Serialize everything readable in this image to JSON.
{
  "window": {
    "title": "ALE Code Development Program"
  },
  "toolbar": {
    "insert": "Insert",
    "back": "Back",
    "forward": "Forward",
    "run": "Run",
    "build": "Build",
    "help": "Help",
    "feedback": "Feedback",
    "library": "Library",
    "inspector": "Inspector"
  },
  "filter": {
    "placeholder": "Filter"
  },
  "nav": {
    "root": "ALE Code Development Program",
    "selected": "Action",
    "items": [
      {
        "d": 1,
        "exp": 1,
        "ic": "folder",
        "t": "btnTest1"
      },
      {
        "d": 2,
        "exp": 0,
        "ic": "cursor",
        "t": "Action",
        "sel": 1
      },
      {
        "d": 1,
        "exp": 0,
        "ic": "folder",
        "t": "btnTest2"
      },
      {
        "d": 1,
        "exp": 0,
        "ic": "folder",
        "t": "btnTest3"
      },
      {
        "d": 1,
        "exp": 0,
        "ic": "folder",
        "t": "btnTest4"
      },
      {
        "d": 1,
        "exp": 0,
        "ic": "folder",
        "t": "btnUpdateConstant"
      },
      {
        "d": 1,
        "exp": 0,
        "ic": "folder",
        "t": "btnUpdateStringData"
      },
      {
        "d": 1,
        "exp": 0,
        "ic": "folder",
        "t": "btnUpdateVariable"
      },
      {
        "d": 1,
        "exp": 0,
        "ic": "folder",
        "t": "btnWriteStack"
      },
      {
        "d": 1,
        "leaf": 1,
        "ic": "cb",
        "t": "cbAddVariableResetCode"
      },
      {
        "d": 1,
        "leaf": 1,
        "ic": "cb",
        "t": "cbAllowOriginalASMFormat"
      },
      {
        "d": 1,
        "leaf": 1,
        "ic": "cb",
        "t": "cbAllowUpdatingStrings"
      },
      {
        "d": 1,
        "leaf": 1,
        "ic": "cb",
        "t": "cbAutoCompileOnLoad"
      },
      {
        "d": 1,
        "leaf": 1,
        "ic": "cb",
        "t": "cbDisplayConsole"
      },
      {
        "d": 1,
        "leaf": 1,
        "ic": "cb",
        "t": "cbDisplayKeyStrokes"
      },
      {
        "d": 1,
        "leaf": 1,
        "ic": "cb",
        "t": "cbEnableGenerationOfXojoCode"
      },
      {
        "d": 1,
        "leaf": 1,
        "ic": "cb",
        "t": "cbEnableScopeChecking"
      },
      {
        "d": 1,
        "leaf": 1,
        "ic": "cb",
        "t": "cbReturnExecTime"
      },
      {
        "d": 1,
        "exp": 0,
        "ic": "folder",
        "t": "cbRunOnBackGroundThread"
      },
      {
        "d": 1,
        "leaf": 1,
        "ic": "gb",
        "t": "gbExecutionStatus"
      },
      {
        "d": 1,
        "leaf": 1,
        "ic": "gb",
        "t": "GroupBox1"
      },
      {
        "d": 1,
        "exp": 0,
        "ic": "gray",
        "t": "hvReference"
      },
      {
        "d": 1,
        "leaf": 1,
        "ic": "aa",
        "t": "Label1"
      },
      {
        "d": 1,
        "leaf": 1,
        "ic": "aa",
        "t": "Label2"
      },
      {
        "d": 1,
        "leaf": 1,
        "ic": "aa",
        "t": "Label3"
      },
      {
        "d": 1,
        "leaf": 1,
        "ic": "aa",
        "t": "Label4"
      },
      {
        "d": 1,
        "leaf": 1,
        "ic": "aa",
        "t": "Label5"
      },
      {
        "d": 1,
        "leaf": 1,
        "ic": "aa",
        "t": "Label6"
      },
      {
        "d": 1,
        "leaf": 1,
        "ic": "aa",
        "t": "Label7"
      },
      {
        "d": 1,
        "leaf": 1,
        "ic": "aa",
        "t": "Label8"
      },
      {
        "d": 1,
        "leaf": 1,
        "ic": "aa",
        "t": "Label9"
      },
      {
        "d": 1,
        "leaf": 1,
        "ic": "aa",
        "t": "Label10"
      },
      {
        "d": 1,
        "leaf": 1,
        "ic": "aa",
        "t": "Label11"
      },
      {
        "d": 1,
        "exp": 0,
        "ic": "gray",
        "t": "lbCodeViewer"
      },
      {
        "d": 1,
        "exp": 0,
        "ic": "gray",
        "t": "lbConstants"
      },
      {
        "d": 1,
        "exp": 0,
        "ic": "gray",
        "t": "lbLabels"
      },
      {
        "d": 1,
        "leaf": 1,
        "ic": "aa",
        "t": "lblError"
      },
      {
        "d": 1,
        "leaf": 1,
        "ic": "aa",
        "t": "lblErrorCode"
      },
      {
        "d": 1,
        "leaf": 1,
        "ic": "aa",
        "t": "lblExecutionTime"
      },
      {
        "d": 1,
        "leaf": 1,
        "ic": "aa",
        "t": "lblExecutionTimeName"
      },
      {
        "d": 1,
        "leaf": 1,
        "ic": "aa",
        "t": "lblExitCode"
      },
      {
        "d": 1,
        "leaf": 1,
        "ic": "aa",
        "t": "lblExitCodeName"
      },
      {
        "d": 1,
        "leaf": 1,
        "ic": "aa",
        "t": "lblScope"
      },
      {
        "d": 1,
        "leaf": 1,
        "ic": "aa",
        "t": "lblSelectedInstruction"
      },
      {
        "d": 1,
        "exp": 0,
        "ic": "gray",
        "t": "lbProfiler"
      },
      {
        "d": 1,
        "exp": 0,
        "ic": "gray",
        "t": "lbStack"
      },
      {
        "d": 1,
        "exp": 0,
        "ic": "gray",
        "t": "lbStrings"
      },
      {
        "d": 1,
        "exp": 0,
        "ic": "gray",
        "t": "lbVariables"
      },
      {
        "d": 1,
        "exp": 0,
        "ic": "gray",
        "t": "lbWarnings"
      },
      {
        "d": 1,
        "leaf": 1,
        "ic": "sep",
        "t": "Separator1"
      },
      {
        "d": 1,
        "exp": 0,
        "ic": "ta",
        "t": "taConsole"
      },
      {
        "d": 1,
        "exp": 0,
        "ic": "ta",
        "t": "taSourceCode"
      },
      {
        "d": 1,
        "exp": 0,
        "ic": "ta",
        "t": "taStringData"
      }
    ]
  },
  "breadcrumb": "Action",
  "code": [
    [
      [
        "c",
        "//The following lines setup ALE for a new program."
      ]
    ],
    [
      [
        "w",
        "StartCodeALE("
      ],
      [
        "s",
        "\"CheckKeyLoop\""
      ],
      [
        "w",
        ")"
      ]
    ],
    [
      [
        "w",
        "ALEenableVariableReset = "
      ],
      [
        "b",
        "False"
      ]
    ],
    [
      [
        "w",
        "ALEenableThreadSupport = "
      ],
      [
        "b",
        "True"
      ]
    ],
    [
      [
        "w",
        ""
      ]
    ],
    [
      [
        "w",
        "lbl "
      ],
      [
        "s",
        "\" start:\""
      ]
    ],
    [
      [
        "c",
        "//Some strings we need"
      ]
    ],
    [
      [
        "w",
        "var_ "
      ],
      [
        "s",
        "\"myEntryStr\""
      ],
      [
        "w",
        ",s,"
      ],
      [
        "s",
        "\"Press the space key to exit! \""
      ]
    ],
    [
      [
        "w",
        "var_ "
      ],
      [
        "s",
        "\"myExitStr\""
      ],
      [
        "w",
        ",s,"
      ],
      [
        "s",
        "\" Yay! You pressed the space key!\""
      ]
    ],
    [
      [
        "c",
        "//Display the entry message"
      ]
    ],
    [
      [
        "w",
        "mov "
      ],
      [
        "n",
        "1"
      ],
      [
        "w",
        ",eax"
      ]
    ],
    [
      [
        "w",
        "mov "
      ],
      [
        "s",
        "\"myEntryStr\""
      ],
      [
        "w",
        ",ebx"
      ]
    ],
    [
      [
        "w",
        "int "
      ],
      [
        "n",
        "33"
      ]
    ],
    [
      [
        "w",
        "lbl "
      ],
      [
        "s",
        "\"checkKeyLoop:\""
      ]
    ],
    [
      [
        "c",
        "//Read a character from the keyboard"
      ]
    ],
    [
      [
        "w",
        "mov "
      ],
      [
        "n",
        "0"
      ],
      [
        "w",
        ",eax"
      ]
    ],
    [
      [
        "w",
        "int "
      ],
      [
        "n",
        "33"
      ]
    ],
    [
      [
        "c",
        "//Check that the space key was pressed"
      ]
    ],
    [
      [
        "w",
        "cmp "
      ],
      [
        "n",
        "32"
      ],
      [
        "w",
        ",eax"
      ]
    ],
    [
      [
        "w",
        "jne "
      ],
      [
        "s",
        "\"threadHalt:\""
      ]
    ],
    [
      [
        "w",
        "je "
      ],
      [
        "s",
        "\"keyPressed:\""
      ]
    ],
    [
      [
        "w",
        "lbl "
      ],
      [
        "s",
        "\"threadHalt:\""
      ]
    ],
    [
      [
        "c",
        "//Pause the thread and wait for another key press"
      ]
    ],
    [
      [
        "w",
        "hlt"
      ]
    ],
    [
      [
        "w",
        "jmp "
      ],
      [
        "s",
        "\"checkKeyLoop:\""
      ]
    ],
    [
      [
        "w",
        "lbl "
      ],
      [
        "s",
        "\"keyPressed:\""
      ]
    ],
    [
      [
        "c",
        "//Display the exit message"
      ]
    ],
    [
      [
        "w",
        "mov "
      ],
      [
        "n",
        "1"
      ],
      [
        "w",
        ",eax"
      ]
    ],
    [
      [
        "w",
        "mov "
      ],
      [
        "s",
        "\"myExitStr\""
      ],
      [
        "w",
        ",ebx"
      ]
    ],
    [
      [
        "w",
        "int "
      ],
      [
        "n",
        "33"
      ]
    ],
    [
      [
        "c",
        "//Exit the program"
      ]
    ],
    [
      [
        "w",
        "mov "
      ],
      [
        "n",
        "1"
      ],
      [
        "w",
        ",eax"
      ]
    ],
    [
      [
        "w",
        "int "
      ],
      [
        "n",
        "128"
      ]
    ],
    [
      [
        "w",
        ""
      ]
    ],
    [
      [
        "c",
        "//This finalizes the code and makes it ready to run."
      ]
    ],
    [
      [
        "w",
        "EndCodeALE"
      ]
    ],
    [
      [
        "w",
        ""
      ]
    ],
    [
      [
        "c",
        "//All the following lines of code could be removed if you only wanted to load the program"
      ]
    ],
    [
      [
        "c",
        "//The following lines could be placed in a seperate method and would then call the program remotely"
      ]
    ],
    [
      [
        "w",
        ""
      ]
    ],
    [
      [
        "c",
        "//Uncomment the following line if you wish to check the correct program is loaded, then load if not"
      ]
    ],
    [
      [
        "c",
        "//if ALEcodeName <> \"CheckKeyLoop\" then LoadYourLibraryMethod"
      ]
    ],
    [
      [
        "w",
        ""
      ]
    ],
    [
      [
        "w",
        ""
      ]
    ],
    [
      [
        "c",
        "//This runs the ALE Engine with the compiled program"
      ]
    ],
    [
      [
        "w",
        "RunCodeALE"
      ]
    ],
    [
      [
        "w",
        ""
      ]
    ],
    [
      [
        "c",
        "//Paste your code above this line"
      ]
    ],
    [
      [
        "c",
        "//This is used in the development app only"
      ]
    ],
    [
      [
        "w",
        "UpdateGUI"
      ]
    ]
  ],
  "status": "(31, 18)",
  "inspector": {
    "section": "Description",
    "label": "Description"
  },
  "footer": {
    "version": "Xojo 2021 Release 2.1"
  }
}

> _What is asked_: Copy out all lines where the word "Action" appears.

> _Answer to this task_:
    "selected": "Action",
        "t": "Action",
  "breadcrumb": "Action",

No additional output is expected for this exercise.